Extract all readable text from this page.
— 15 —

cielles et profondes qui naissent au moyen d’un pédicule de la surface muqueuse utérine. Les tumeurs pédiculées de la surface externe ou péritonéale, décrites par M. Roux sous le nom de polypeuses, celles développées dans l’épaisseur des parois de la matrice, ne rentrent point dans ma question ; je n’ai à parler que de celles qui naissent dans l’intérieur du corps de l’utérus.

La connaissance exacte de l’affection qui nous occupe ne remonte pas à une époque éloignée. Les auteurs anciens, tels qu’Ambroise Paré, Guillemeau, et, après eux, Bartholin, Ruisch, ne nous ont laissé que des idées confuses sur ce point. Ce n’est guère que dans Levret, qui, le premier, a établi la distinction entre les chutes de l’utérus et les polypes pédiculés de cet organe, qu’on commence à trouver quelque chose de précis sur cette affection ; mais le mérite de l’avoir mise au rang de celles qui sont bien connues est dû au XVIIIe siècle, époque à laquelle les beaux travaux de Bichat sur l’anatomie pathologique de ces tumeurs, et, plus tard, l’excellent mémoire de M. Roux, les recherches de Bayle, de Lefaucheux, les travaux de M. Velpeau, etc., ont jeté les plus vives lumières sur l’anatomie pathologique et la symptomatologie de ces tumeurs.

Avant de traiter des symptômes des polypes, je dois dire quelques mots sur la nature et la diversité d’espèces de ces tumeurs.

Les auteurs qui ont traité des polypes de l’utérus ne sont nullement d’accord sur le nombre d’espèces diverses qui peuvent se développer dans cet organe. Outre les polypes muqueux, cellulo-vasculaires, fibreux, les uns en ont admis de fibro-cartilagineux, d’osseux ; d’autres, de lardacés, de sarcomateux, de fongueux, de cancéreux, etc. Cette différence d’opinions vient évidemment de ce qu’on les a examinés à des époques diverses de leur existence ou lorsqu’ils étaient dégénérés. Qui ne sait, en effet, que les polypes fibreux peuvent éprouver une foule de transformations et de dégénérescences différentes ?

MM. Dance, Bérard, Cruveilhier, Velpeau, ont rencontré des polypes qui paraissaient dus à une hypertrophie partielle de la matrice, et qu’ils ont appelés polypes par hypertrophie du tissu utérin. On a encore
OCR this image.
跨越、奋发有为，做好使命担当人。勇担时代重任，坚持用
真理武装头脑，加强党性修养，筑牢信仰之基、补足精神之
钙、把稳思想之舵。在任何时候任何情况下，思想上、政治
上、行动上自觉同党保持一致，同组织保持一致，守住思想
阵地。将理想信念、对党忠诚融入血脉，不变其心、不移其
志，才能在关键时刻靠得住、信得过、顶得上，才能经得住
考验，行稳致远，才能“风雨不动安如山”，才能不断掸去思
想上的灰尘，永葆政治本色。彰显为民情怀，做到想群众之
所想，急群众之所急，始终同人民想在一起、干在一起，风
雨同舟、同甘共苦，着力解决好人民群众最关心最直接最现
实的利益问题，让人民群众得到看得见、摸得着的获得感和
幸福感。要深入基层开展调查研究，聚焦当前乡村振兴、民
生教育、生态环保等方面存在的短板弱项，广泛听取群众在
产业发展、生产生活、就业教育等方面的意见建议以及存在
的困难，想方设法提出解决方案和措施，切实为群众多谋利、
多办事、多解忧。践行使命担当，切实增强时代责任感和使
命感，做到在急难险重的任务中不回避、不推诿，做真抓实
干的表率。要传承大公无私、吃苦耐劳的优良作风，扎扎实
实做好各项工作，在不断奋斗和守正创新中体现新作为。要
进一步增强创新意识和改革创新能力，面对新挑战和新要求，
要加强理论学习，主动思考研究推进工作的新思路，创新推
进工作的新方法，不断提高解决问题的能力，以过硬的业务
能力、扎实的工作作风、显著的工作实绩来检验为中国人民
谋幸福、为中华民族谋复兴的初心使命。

________________________

Given exercise: All of the entries must be written out exactly as they stand.

Answer to the exercise:
Extract all readable text from this page.
— 15 —

cielles et profondes qui naissent au moyen d’un pédicule de la surface muqueuse utérine. Les tumeurs pédiculées de la surface externe ou péritonéale, décrites par M. Roux sous le nom de polypeuses, celles développées dans l’épaisseur des parois de la matrice, ne rentrent point dans ma question ; je n’ai à parler que de celles qui naissent dans l’intérieur du corps de l’utérus.

La connaissance exacte de l’affection qui nous occupe ne remonte pas à une époque éloignée. Les auteurs anciens, tels qu’Ambroise Paré, Guillemeau, et, après eux, Bartholin, Ruisch, ne nous ont laissé que des idées confuses sur ce point. Ce n’est guère que dans Levret, qui, le premier, a établi la distinction entre les chutes de l’utérus et les polypes pédiculés de cet organe, qu’on commence à trouver quelque chose de précis sur cette affection ; mais le mérite de l’avoir mise au rang de celles qui sont bien connues est dû au XVIIIe siècle, époque à laquelle les beaux travaux de Bichat sur l’anatomie pathologique de ces tumeurs, et, plus tard, l’excellent mémoire de M. Roux, les recherches de Bayle, de Lefaucheux, les travaux de M. Velpeau, etc., ont jeté les plus vives lumières sur l’anatomie pathologique et la symptomatologie de ces tumeurs.

Avant de traiter des symptômes des polypes, je dois dire quelques mots sur la nature et la diversité d’espèces de ces tumeurs.

Les auteurs qui ont traité des polypes de l’utérus ne sont nullement d’accord sur le nombre d’espèces diverses qui peuvent se développer dans cet organe. Outre les polypes muqueux, cellulo-vasculaires, fibreux, les uns en ont admis de fibro-cartilagineux, d’osseux ; d’autres, de lardacés, de sarcomateux, de fongueux, de cancéreux, etc. Cette différence d’opinions vient évidemment de ce qu’on les a examinés à des époques diverses de leur existence ou lorsqu’ils étaient dégénérés. Qui ne sait, en effet, que les polypes fibreux peuvent éprouver une foule de transformations et de dégénérescences différentes ?

MM. Dance, Bérard, Cruveilhier, Velpeau, ont rencontré des polypes qui paraissaient dus à une hypertrophie partielle de la matrice, et qu’ils ont appelés polypes par hypertrophie du tissu utérin. On a encore
OCR this image.
跨越、奋发有为，做好使命担当人。勇担时代重任，坚持用
真理武装头脑，加强党性修养，筑牢信仰之基、补足精神之
钙、把稳思想之舵。在任何时候任何情况下，思想上、政治
上、行动上自觉同党保持一致，同组织保持一致，守住思想
阵地。将理想信念、对党忠诚融入血脉，不变其心、不移其
志，才能在关键时刻靠得住、信得过、顶得上，才能经得住
考验，行稳致远，才能“风雨不动安如山”，才能不断掸去思
想上的灰尘，永葆政治本色。彰显为民情怀，做到想群众之
所想，急群众之所急，始终同人民想在一起、干在一起，风
雨同舟、同甘共苦，着力解决好人民群众最关心最直接最现
实的利益问题，让人民群众得到看得见、摸得着的获得感和
幸福感。要深入基层开展调查研究，聚焦当前乡村振兴、民
生教育、生态环保等方面存在的短板弱项，广泛听取群众在
产业发展、生产生活、就业教育等方面的意见建议以及存在
的困难，想方设法提出解决方案和措施，切实为群众多谋利、
多办事、多解忧。践行使命担当，切实增强时代责任感和使
命感，做到在急难险重的任务中不回避、不推诿，做真抓实
干的表率。要传承大公无私、吃苦耐劳的优良作风，扎扎实
实做好各项工作，在不断奋斗和守正创新中体现新作为。要
进一步增强创新意识和改革创新能力，面对新挑战和新要求，
要加强理论学习，主动思考研究推进工作的新思路，创新推
进工作的新方法，不断提高解决问题的能力，以过硬的业务
能力、扎实的工作作风、显著的工作实绩来检验为中国人民
谋幸福、为中华民族谋复兴的初心使命。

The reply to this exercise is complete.